# Start of LISTING

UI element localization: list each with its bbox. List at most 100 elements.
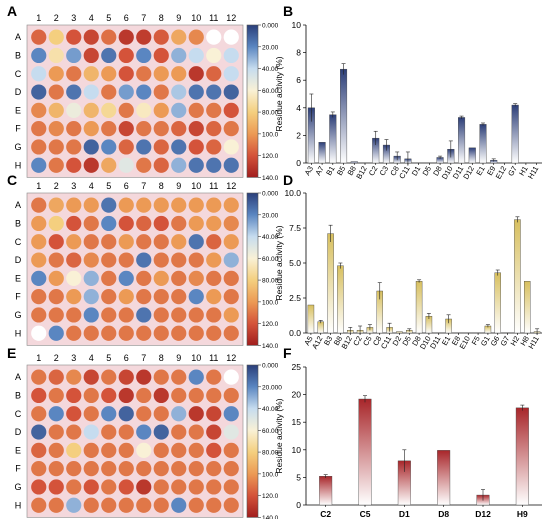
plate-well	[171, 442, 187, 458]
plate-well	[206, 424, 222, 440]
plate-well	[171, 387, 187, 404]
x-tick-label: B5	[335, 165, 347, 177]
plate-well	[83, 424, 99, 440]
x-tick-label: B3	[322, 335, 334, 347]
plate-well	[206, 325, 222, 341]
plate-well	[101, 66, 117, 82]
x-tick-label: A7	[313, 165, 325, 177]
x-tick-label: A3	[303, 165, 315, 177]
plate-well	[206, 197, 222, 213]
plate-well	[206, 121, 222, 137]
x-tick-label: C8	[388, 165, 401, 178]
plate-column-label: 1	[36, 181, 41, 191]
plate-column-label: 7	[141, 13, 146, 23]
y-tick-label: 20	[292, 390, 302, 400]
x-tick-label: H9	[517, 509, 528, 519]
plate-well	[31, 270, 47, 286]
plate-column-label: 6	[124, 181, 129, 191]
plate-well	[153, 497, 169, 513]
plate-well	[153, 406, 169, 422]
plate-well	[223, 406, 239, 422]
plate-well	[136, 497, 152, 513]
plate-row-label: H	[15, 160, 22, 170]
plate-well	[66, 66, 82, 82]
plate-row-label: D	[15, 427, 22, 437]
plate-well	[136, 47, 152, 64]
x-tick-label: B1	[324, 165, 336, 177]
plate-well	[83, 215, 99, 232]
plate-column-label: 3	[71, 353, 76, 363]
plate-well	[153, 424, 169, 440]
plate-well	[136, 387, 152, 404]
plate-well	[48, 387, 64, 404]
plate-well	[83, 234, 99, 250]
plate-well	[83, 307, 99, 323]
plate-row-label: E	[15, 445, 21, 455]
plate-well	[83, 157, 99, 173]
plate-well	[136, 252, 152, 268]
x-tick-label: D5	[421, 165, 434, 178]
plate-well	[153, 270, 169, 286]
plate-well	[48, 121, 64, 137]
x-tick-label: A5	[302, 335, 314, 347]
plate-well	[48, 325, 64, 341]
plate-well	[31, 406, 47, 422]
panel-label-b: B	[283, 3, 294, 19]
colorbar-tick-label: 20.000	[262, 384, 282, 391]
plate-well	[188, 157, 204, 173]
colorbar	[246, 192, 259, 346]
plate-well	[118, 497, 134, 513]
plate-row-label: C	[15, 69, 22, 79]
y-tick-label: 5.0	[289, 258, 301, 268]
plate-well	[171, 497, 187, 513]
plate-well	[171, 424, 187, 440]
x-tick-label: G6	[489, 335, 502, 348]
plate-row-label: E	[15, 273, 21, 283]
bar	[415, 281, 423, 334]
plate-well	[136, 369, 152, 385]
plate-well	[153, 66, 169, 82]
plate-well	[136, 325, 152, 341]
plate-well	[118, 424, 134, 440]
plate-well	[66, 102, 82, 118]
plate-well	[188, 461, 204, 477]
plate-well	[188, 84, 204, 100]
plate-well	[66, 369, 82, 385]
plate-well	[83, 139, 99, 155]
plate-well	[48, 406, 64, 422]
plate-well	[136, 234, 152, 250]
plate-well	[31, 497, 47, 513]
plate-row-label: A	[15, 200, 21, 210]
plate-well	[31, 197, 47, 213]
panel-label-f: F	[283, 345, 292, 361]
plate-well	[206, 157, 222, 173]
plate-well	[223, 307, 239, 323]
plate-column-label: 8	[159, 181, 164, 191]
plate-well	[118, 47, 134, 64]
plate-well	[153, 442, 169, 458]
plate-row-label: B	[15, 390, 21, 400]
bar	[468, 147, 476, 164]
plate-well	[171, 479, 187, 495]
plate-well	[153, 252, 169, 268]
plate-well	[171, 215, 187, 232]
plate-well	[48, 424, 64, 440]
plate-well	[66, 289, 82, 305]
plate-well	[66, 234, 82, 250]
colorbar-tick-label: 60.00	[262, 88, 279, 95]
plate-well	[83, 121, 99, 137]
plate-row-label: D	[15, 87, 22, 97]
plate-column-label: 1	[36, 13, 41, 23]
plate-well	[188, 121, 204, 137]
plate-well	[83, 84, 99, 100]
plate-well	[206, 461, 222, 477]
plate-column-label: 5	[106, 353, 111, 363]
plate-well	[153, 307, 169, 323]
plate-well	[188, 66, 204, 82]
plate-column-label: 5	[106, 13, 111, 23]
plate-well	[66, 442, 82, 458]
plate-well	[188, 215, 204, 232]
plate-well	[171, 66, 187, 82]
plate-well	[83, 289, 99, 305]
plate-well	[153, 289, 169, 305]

# End of LISTING
# Start of LISTING

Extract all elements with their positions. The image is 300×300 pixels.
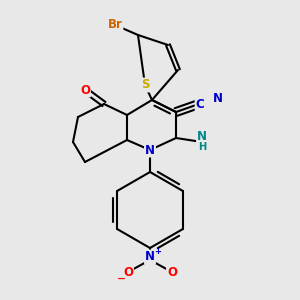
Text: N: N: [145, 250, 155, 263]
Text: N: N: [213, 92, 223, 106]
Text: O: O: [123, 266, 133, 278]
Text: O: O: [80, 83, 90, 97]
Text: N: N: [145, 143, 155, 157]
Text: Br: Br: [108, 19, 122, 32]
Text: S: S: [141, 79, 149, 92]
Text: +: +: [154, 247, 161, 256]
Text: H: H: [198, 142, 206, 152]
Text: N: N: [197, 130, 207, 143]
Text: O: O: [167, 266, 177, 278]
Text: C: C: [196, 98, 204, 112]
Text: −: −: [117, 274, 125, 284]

# End of LISTING

Copy out the stretch of records from the line containing "Text: N: N: [145, 250, 155, 263]" through the line containing "Text: H: H: [198, 142, 206, 152]", without altering any line.

• **OUTPUT OF THE TASK**:
Text: N: N: [145, 250, 155, 263]
Text: N: N: [213, 92, 223, 106]
Text: O: O: [123, 266, 133, 278]
Text: O: O: [80, 83, 90, 97]
Text: N: N: [145, 143, 155, 157]
Text: Br: Br: [108, 19, 122, 32]
Text: S: S: [141, 79, 149, 92]
Text: +: +: [154, 247, 161, 256]
Text: H: H: [198, 142, 206, 152]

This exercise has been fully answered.